#### WHAT IS EXPECTED
Among the entries below, find how many lines carry the word "name" and state only that figure.

#### INPUT FOR THIS TASK
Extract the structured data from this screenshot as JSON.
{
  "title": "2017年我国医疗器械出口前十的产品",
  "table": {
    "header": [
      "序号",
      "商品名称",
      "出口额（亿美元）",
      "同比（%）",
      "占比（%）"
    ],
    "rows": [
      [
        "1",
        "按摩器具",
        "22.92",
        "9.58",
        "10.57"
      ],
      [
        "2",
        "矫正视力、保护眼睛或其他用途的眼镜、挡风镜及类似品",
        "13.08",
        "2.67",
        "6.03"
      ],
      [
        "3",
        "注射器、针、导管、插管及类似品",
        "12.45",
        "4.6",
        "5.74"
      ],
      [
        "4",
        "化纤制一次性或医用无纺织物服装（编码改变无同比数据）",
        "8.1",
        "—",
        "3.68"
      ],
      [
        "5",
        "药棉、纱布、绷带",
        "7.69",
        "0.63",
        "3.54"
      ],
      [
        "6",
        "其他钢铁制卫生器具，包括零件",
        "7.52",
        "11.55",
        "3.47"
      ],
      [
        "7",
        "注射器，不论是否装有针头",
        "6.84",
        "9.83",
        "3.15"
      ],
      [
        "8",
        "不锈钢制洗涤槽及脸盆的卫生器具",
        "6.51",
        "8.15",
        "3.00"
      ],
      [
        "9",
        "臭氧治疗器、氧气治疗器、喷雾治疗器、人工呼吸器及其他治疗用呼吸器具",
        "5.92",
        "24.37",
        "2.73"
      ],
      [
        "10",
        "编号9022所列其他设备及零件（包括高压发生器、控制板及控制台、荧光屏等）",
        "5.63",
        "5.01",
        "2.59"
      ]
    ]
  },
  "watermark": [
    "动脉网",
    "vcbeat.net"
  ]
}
* * *
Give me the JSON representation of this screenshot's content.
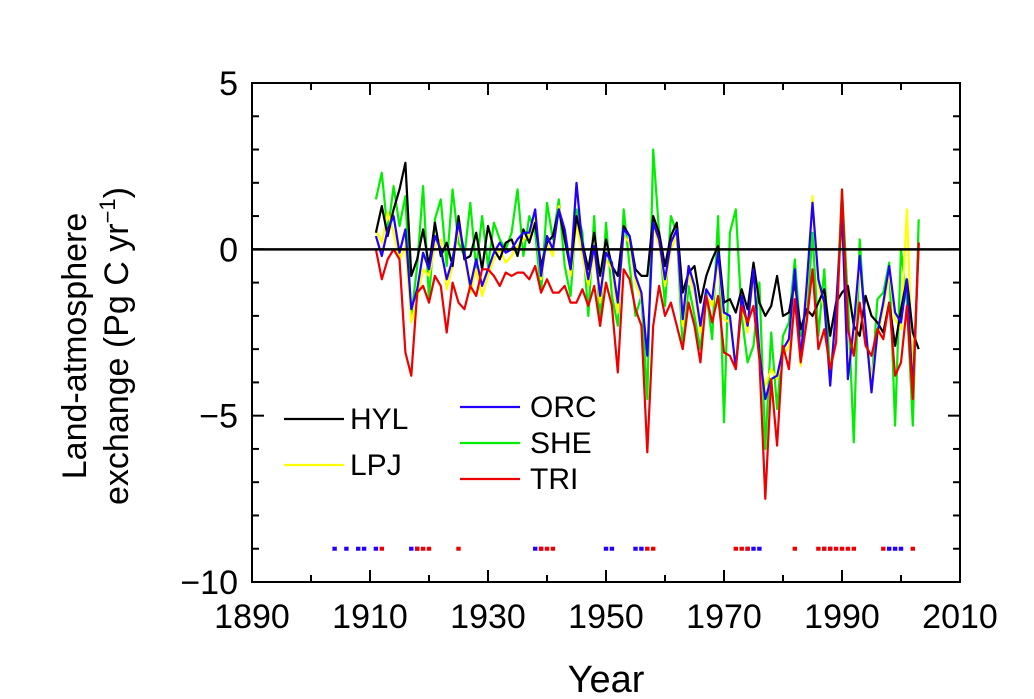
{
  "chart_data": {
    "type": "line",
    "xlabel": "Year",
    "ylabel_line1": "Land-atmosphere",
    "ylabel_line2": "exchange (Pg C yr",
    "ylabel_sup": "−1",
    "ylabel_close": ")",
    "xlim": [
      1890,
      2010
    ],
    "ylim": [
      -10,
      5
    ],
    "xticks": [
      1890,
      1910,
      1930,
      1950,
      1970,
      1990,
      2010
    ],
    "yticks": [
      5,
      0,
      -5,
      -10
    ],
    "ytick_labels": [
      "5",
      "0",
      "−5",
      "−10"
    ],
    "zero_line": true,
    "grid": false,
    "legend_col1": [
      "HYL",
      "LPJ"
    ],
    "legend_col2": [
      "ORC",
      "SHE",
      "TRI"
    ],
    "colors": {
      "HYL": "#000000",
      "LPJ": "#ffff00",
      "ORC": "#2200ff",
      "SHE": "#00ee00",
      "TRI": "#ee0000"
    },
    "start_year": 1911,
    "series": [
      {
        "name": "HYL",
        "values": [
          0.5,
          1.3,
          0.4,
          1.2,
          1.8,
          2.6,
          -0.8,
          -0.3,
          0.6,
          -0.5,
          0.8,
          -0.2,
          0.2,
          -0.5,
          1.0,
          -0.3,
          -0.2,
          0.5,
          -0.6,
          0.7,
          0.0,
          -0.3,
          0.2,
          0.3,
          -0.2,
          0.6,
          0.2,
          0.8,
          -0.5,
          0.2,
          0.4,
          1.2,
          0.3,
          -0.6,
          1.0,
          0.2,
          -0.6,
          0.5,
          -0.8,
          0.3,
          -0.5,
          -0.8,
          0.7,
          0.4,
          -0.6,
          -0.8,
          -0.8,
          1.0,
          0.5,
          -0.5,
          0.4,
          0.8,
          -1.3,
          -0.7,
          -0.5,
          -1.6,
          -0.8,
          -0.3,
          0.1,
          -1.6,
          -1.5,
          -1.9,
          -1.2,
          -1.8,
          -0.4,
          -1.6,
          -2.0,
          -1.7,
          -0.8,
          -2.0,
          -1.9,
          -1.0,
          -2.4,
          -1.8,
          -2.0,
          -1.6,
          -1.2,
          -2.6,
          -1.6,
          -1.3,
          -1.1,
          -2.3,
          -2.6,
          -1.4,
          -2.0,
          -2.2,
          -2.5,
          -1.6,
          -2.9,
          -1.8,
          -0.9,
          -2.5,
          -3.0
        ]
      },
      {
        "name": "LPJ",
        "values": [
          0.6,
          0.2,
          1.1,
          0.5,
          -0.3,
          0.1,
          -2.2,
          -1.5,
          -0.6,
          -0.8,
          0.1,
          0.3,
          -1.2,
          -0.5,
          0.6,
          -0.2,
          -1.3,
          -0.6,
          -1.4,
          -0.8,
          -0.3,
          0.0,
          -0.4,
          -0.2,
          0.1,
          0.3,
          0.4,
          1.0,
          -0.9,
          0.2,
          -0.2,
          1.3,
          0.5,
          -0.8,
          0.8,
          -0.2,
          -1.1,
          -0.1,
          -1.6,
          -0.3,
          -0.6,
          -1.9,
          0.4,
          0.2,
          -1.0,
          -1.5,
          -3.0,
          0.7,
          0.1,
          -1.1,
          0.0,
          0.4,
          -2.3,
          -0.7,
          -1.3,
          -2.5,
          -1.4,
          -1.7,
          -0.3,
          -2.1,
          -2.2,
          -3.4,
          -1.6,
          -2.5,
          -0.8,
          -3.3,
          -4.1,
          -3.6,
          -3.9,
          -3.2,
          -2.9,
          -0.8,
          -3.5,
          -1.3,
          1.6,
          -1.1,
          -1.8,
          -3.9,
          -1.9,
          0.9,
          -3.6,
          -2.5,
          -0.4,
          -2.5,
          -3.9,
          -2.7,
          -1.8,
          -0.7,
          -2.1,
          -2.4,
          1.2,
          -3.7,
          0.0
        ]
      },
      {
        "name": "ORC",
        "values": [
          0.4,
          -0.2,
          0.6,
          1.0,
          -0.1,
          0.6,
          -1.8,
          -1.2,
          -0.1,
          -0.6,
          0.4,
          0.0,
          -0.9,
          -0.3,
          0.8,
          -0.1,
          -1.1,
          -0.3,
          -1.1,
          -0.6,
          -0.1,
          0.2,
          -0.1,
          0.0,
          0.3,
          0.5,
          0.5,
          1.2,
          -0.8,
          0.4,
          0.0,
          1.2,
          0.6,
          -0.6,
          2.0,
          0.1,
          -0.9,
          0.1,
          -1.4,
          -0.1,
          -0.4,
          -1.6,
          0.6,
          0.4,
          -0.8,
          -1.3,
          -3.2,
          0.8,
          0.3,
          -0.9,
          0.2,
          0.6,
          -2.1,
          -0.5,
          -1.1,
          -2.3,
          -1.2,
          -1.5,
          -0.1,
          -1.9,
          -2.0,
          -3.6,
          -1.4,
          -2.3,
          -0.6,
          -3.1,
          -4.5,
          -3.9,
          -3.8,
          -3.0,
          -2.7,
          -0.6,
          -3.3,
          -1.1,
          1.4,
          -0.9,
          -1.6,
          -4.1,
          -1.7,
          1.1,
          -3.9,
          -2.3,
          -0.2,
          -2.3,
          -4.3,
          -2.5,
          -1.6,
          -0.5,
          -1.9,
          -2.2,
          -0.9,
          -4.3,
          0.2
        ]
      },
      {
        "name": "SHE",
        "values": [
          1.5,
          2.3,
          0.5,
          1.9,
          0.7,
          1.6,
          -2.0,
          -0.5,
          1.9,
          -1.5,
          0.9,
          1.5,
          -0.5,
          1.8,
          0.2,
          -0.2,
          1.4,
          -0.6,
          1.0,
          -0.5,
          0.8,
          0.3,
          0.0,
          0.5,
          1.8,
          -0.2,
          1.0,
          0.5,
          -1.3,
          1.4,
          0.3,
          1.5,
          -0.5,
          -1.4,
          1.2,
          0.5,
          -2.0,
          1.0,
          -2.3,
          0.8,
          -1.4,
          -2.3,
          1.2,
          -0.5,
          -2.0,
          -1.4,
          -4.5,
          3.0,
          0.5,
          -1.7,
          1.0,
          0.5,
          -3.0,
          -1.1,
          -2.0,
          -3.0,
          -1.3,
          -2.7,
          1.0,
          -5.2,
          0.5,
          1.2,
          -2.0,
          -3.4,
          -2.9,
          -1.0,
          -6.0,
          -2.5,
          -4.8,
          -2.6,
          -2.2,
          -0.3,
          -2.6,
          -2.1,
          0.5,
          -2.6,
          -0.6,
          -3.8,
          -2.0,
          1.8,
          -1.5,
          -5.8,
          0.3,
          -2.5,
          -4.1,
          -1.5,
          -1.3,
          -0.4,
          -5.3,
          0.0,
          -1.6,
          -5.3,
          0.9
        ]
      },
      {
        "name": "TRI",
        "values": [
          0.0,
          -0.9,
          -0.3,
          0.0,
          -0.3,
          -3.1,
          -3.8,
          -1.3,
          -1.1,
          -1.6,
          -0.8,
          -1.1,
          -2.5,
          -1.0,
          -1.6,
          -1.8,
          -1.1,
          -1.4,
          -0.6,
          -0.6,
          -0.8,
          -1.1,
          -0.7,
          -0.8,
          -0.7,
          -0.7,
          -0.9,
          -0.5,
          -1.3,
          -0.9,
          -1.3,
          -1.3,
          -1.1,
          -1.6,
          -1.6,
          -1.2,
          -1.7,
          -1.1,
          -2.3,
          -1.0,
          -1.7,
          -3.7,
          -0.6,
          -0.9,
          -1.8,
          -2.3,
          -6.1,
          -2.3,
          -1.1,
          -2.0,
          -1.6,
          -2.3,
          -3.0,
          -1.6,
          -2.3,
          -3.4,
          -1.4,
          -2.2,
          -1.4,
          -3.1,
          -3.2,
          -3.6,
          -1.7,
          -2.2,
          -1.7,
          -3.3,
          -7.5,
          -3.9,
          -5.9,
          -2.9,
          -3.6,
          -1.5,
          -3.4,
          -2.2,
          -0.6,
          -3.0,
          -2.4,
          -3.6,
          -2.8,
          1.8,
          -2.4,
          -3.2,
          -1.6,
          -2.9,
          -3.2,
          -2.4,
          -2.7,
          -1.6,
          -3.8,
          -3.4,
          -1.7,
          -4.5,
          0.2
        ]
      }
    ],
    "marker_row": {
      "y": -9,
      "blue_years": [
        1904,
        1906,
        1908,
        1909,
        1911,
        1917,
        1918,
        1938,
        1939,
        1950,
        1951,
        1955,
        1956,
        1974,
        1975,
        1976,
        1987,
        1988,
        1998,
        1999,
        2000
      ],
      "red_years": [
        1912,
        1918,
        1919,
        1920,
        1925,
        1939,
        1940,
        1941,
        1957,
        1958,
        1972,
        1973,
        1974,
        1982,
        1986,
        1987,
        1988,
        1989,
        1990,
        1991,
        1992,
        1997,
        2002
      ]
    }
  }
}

#### OUTPUT OF THE TASK
5